[WRITTEN TASK]
Quote the listing below in its entirety.

[Figure record extracts]
* Begin *

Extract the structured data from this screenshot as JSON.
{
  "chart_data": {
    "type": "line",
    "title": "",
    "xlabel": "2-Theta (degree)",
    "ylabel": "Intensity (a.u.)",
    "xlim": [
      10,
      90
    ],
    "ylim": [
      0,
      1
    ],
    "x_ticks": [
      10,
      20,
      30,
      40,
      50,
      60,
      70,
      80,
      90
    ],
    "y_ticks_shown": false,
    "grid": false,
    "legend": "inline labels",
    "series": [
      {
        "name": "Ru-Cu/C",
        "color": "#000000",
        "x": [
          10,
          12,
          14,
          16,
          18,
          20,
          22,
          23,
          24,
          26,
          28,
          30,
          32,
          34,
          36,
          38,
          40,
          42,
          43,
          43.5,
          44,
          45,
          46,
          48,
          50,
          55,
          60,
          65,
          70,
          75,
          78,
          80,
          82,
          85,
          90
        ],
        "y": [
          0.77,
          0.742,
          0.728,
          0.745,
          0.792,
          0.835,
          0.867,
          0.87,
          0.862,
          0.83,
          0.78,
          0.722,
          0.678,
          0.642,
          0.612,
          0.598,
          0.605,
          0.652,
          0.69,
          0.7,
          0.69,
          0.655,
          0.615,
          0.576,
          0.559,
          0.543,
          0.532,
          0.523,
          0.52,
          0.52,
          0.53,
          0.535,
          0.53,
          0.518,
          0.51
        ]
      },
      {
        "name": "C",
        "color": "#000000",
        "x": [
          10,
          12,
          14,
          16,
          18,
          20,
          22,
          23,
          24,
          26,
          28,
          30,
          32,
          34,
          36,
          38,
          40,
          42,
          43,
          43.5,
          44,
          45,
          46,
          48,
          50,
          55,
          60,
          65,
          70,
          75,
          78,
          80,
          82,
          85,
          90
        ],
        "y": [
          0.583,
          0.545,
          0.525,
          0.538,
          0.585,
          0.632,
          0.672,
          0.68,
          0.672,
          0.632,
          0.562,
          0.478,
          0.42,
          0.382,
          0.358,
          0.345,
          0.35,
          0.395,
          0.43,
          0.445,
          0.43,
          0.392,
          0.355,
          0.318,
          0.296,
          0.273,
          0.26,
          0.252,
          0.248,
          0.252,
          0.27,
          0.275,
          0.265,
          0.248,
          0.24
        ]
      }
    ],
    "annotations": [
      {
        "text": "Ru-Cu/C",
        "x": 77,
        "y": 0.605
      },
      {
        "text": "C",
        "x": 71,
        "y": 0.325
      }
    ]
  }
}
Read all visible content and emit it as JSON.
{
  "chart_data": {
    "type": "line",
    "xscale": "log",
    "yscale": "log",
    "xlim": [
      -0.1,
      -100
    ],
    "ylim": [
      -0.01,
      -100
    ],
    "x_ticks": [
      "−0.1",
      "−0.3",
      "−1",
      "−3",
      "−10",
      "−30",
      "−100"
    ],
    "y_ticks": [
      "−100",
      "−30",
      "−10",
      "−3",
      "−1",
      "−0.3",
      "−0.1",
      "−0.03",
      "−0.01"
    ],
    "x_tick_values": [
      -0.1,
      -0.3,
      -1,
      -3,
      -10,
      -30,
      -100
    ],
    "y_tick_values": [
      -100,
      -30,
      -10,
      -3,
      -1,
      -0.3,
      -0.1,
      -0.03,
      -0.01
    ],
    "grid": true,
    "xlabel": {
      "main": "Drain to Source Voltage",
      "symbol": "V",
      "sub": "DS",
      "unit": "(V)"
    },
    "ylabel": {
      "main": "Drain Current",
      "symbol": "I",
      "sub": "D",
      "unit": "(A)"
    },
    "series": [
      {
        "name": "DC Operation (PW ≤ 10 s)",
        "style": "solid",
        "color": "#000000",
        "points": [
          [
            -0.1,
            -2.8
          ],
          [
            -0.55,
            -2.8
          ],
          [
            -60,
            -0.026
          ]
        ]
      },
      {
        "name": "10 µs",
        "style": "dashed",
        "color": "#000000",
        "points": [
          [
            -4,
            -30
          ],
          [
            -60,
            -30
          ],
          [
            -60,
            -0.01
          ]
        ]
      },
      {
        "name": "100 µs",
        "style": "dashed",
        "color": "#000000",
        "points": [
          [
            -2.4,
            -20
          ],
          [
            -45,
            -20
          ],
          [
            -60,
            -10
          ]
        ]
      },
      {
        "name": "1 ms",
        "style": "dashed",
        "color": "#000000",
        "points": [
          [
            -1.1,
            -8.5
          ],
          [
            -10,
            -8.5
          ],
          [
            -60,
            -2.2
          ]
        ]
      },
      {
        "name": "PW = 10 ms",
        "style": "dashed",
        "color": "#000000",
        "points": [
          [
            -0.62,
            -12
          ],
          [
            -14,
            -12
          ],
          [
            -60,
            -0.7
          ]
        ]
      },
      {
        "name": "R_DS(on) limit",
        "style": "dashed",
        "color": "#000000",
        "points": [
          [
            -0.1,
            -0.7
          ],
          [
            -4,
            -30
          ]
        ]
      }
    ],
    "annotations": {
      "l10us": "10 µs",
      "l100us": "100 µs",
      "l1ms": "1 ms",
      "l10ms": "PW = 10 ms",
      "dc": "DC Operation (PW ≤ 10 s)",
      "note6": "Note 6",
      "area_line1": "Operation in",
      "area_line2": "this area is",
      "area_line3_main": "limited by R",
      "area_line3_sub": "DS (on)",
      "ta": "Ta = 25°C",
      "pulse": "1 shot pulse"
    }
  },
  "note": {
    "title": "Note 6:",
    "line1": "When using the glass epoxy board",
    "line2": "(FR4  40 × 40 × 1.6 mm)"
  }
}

* End *

[RESPONSE TO THIS TASK]
Extract the structured data from this screenshot as JSON.
{
  "chart_data": {
    "type": "line",
    "title": "",
    "xlabel": "2-Theta (degree)",
    "ylabel": "Intensity (a.u.)",
    "xlim": [
      10,
      90
    ],
    "ylim": [
      0,
      1
    ],
    "x_ticks": [
      10,
      20,
      30,
      40,
      50,
      60,
      70,
      80,
      90
    ],
    "y_ticks_shown": false,
    "grid": false,
    "legend": "inline labels",
    "series": [
      {
        "name": "Ru-Cu/C",
        "color": "#000000",
        "x": [
          10,
          12,
          14,
          16,
          18,
          20,
          22,
          23,
          24,
          26,
          28,
          30,
          32,
          34,
          36,
          38,
          40,
          42,
          43,
          43.5,
          44,
          45,
          46,
          48,
          50,
          55,
          60,
          65,
          70,
          75,
          78,
          80,
          82,
          85,
          90
        ],
        "y": [
          0.77,
          0.742,
          0.728,
          0.745,
          0.792,
          0.835,
          0.867,
          0.87,
          0.862,
          0.83,
          0.78,
          0.722,
          0.678,
          0.642,
          0.612,
          0.598,
          0.605,
          0.652,
          0.69,
          0.7,
          0.69,
          0.655,
          0.615,
          0.576,
          0.559,
          0.543,
          0.532,
          0.523,
          0.52,
          0.52,
          0.53,
          0.535,
          0.53,
          0.518,
          0.51
        ]
      },
      {
        "name": "C",
        "color": "#000000",
        "x": [
          10,
          12,
          14,
          16,
          18,
          20,
          22,
          23,
          24,
          26,
          28,
          30,
          32,
          34,
          36,
          38,
          40,
          42,
          43,
          43.5,
          44,
          45,
          46,
          48,
          50,
          55,
          60,
          65,
          70,
          75,
          78,
          80,
          82,
          85,
          90
        ],
        "y": [
          0.583,
          0.545,
          0.525,
          0.538,
          0.585,
          0.632,
          0.672,
          0.68,
          0.672,
          0.632,
          0.562,
          0.478,
          0.42,
          0.382,
          0.358,
          0.345,
          0.35,
          0.395,
          0.43,
          0.445,
          0.43,
          0.392,
          0.355,
          0.318,
          0.296,
          0.273,
          0.26,
          0.252,
          0.248,
          0.252,
          0.27,
          0.275,
          0.265,
          0.248,
          0.24
        ]
      }
    ],
    "annotations": [
      {
        "text": "Ru-Cu/C",
        "x": 77,
        "y": 0.605
      },
      {
        "text": "C",
        "x": 71,
        "y": 0.325
      }
    ]
  }
}
Read all visible content and emit it as JSON.
{
  "chart_data": {
    "type": "line",
    "xscale": "log",
    "yscale": "log",
    "xlim": [
      -0.1,
      -100
    ],
    "ylim": [
      -0.01,
      -100
    ],
    "x_ticks": [
      "−0.1",
      "−0.3",
      "−1",
      "−3",
      "−10",
      "−30",
      "−100"
    ],
    "y_ticks": [
      "−100",
      "−30",
      "−10",
      "−3",
      "−1",
      "−0.3",
      "−0.1",
      "−0.03",
      "−0.01"
    ],
    "x_tick_values": [
      -0.1,
      -0.3,
      -1,
      -3,
      -10,
      -30,
      -100
    ],
    "y_tick_values": [
      -100,
      -30,
      -10,
      -3,
      -1,
      -0.3,
      -0.1,
      -0.03,
      -0.01
    ],
    "grid": true,
    "xlabel": {
      "main": "Drain to Source Voltage",
      "symbol": "V",
      "sub": "DS",
      "unit": "(V)"
    },
    "ylabel": {
      "main": "Drain Current",
      "symbol": "I",
      "sub": "D",
      "unit": "(A)"
    },
    "series": [
      {
        "name": "DC Operation (PW ≤ 10 s)",
        "style": "solid",
        "color": "#000000",
        "points": [
          [
            -0.1,
            -2.8
          ],
          [
            -0.55,
            -2.8
          ],
          [
            -60,
            -0.026
          ]
        ]
      },
      {
        "name": "10 µs",
        "style": "dashed",
        "color": "#000000",
        "points": [
          [
            -4,
            -30
          ],
          [
            -60,
            -30
          ],
          [
            -60,
            -0.01
          ]
        ]
      },
      {
        "name": "100 µs",
        "style": "dashed",
        "color": "#000000",
        "points": [
          [
            -2.4,
            -20
          ],
          [
            -45,
            -20
          ],
          [
            -60,
            -10
          ]
        ]
      },
      {
        "name": "1 ms",
        "style": "dashed",
        "color": "#000000",
        "points": [
          [
            -1.1,
            -8.5
          ],
          [
            -10,
            -8.5
          ],
          [
            -60,
            -2.2
          ]
        ]
      },
      {
        "name": "PW = 10 ms",
        "style": "dashed",
        "color": "#000000",
        "points": [
          [
            -0.62,
            -12
          ],
          [
            -14,
            -12
          ],
          [
            -60,
            -0.7
          ]
        ]
      },
      {
        "name": "R_DS(on) limit",
        "style": "dashed",
        "color": "#000000",
        "points": [
          [
            -0.1,
            -0.7
          ],
          [
            -4,
            -30
          ]
        ]
      }
    ],
    "annotations": {
      "l10us": "10 µs",
      "l100us": "100 µs",
      "l1ms": "1 ms",
      "l10ms": "PW = 10 ms",
      "dc": "DC Operation (PW ≤ 10 s)",
      "note6": "Note 6",
      "area_line1": "Operation in",
      "area_line2": "this area is",
      "area_line3_main": "limited by R",
      "area_line3_sub": "DS (on)",
      "ta": "Ta = 25°C",
      "pulse": "1 shot pulse"
    }
  },
  "note": {
    "title": "Note 6:",
    "line1": "When using the glass epoxy board",
    "line2": "(FR4  40 × 40 × 1.6 mm)"
  }
}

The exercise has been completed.